***** TASK MATERIAL *****

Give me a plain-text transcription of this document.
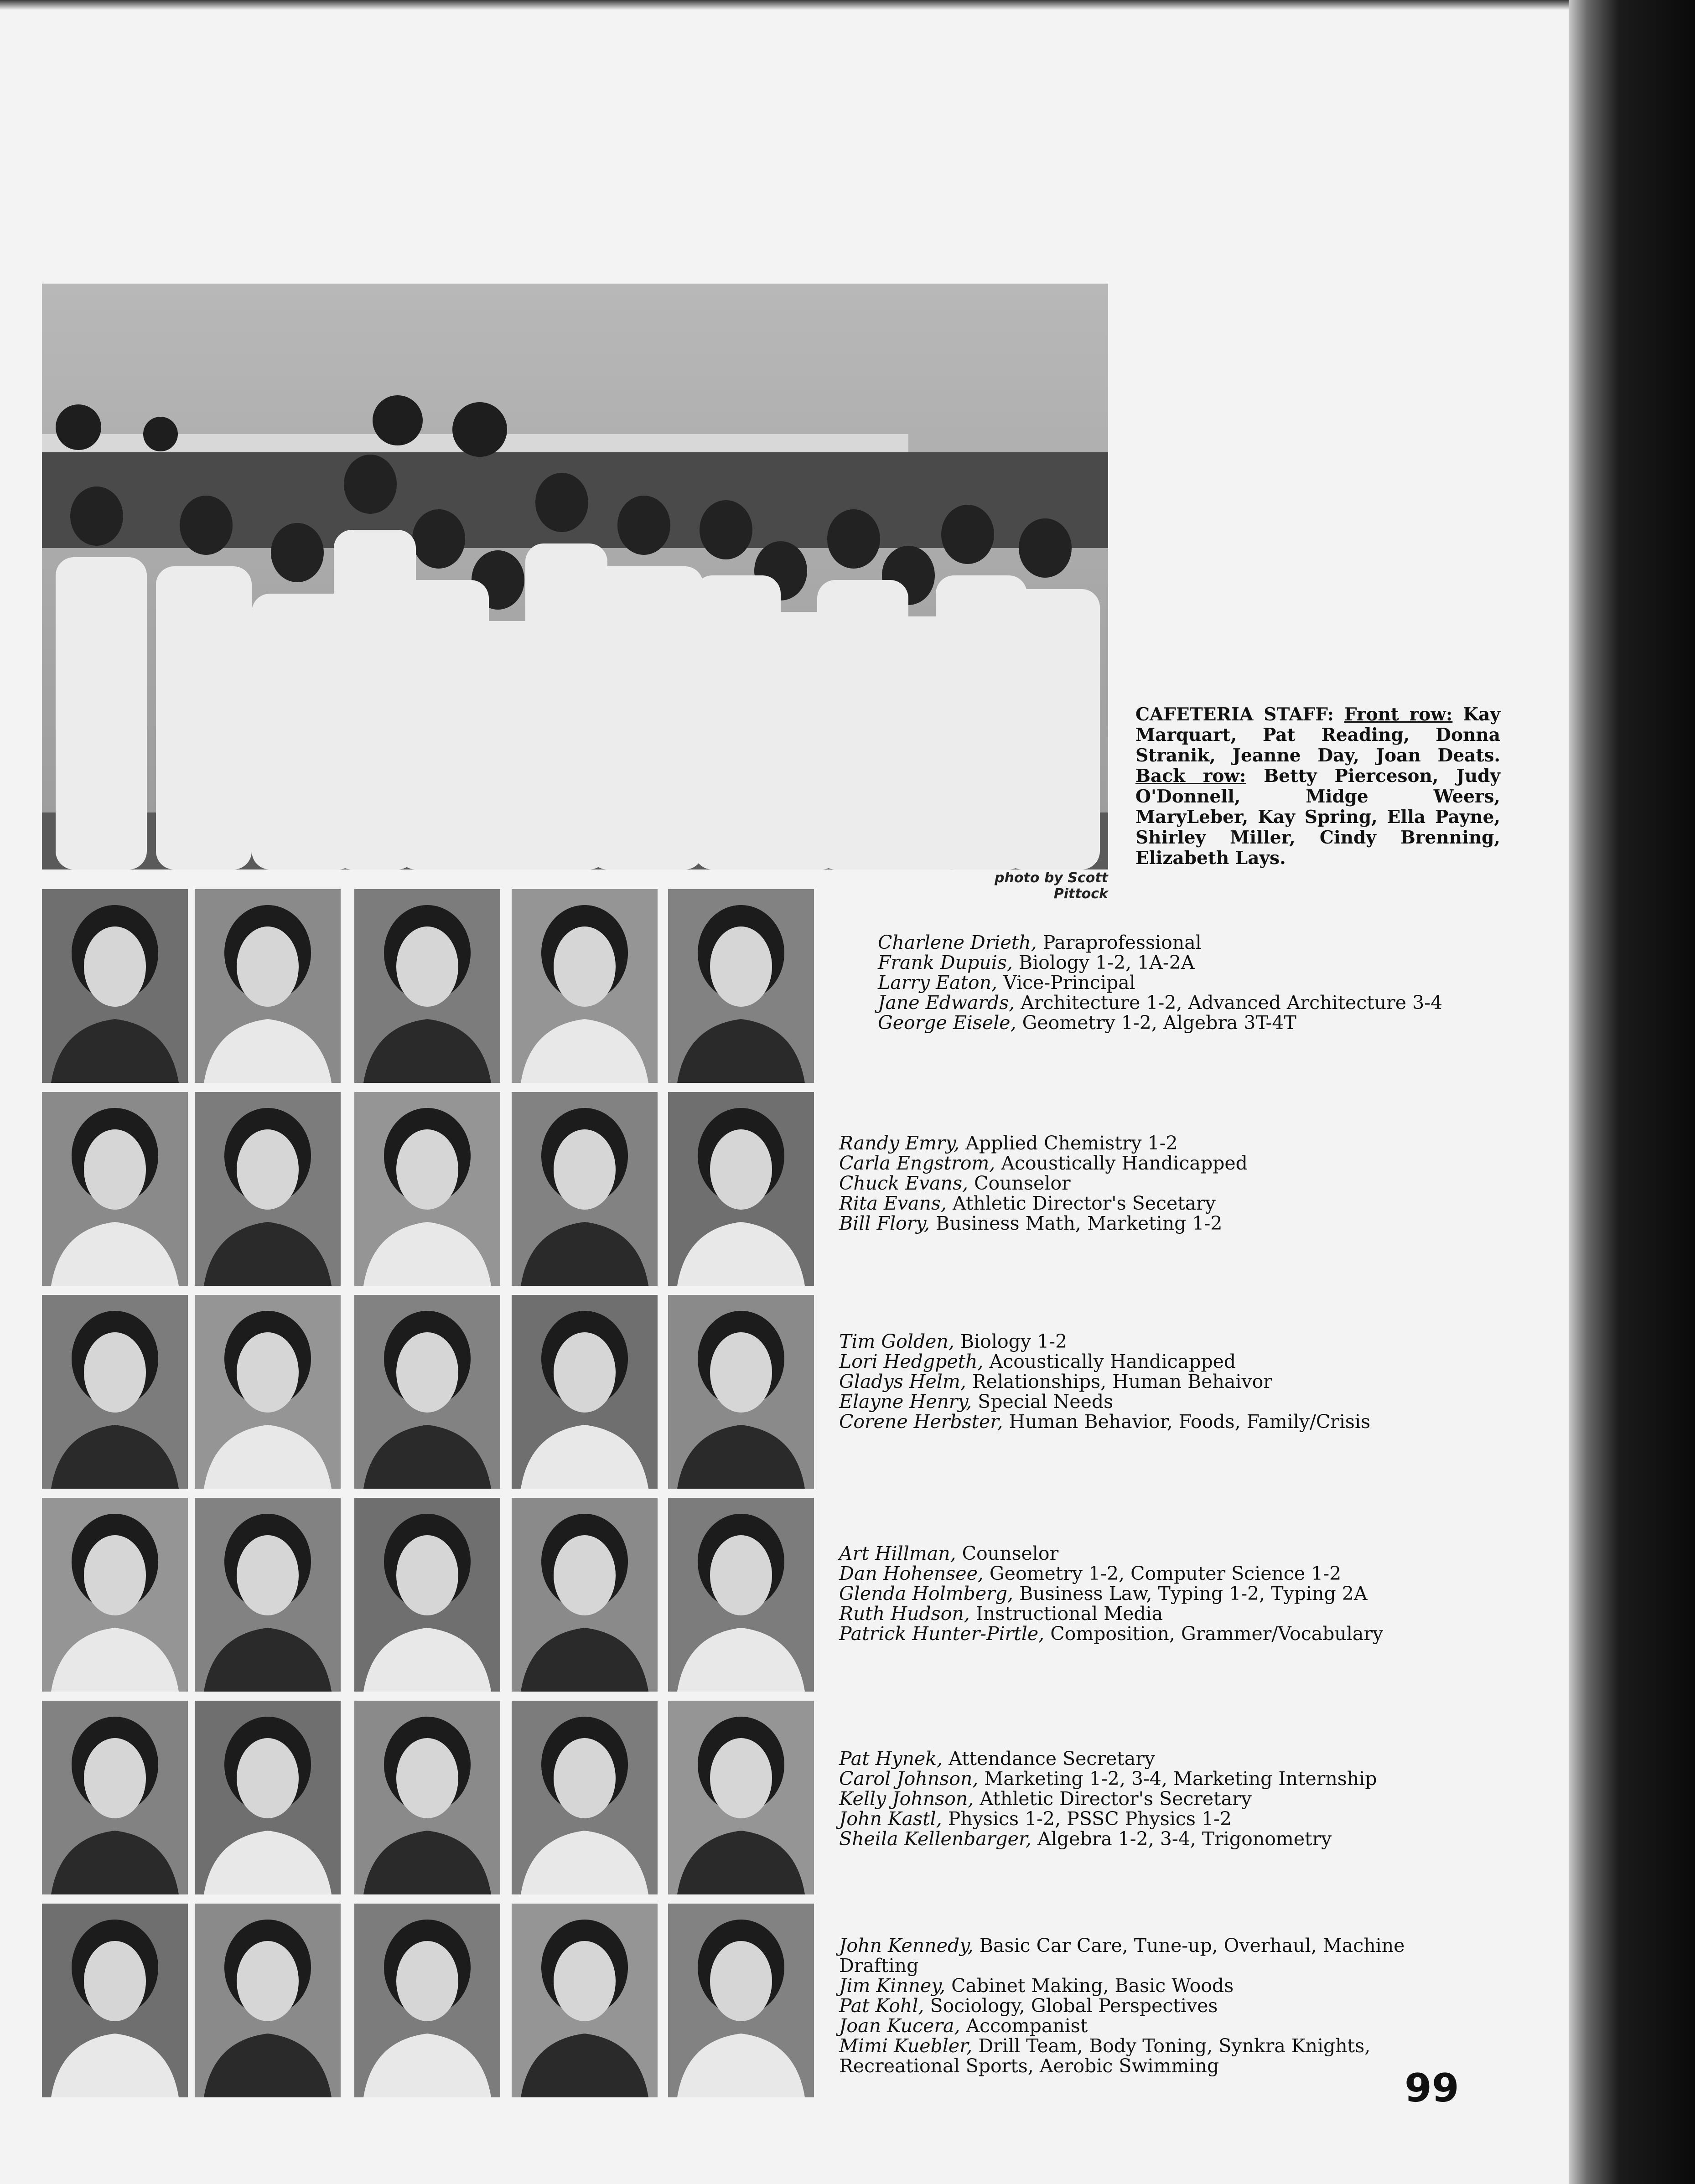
photo by Scott Pittock
CAFETERIA STAFF: Front row: Kay Marquart, Pat Reading, Donna Stranik, Jeanne Day, Joan Deats. Back row: Betty Pierceson, Judy O'Donnell, Midge Weers, MaryLeber, Kay Spring, Ella Payne, Shirley Miller, Cindy Brenning, Elizabeth Lays.
Charlene Drieth, Paraprofessional
Frank Dupuis, Biology 1-2, 1A-2A
Larry Eaton, Vice-Principal
Jane Edwards, Architecture 1-2, Advanced Architecture 3-4
George Eisele, Geometry 1-2, Algebra 3T-4T
Randy Emry, Applied Chemistry 1-2
Carla Engstrom, Acoustically Handicapped
Chuck Evans, Counselor
Rita Evans, Athletic Director's Secetary
Bill Flory, Business Math, Marketing 1-2
Tim Golden, Biology 1-2
Lori Hedgpeth, Acoustically Handicapped
Gladys Helm, Relationships, Human Behaivor
Elayne Henry, Special Needs
Corene Herbster, Human Behavior, Foods, Family/Crisis
Art Hillman, Counselor
Dan Hohensee, Geometry 1-2, Computer Science 1-2
Glenda Holmberg, Business Law, Typing 1-2, Typing 2A
Ruth Hudson, Instructional Media
Patrick Hunter-Pirtle, Composition, Grammer/Vocabulary
Pat Hynek, Attendance Secretary
Carol Johnson, Marketing 1-2, 3-4, Marketing Internship
Kelly Johnson, Athletic Director's Secretary
John Kastl, Physics 1-2, PSSC Physics 1-2
Sheila Kellenbarger, Algebra 1-2, 3-4, Trigonometry
John Kennedy, Basic Car Care, Tune-up, Overhaul, Machine Drafting
Jim Kinney, Cabinet Making, Basic Woods
Pat Kohl, Sociology, Global Perspectives
Joan Kucera, Accompanist
Mimi Kuebler, Drill Team, Body Toning, Synkra Knights, Recreational Sports, Aerobic Swimming	99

*****

### AIM OF THE TASK
Omit every picture while copying the listing above exactly.

### SOLUTION TO THIS EXERCISE
Give me a plain-text transcription of this document.
photo by Scott Pittock
CAFETERIA STAFF: Front row: Kay Marquart, Pat Reading, Donna Stranik, Jeanne Day, Joan Deats. Back row: Betty Pierceson, Judy O'Donnell, Midge Weers, MaryLeber, Kay Spring, Ella Payne, Shirley Miller, Cindy Brenning, Elizabeth Lays.
Charlene Drieth, Paraprofessional
Frank Dupuis, Biology 1-2, 1A-2A
Larry Eaton, Vice-Principal
Jane Edwards, Architecture 1-2, Advanced Architecture 3-4
George Eisele, Geometry 1-2, Algebra 3T-4T
Randy Emry, Applied Chemistry 1-2
Carla Engstrom, Acoustically Handicapped
Chuck Evans, Counselor
Rita Evans, Athletic Director's Secetary
Bill Flory, Business Math, Marketing 1-2
Tim Golden, Biology 1-2
Lori Hedgpeth, Acoustically Handicapped
Gladys Helm, Relationships, Human Behaivor
Elayne Henry, Special Needs
Corene Herbster, Human Behavior, Foods, Family/Crisis
Art Hillman, Counselor
Dan Hohensee, Geometry 1-2, Computer Science 1-2
Glenda Holmberg, Business Law, Typing 1-2, Typing 2A
Ruth Hudson, Instructional Media
Patrick Hunter-Pirtle, Composition, Grammer/Vocabulary
Pat Hynek, Attendance Secretary
Carol Johnson, Marketing 1-2, 3-4, Marketing Internship
Kelly Johnson, Athletic Director's Secretary
John Kastl, Physics 1-2, PSSC Physics 1-2
Sheila Kellenbarger, Algebra 1-2, 3-4, Trigonometry
John Kennedy, Basic Car Care, Tune-up, Overhaul, Machine Drafting
Jim Kinney, Cabinet Making, Basic Woods
Pat Kohl, Sociology, Global Perspectives
Joan Kucera, Accompanist
Mimi Kuebler, Drill Team, Body Toning, Synkra Knights, Recreational Sports, Aerobic Swimming	99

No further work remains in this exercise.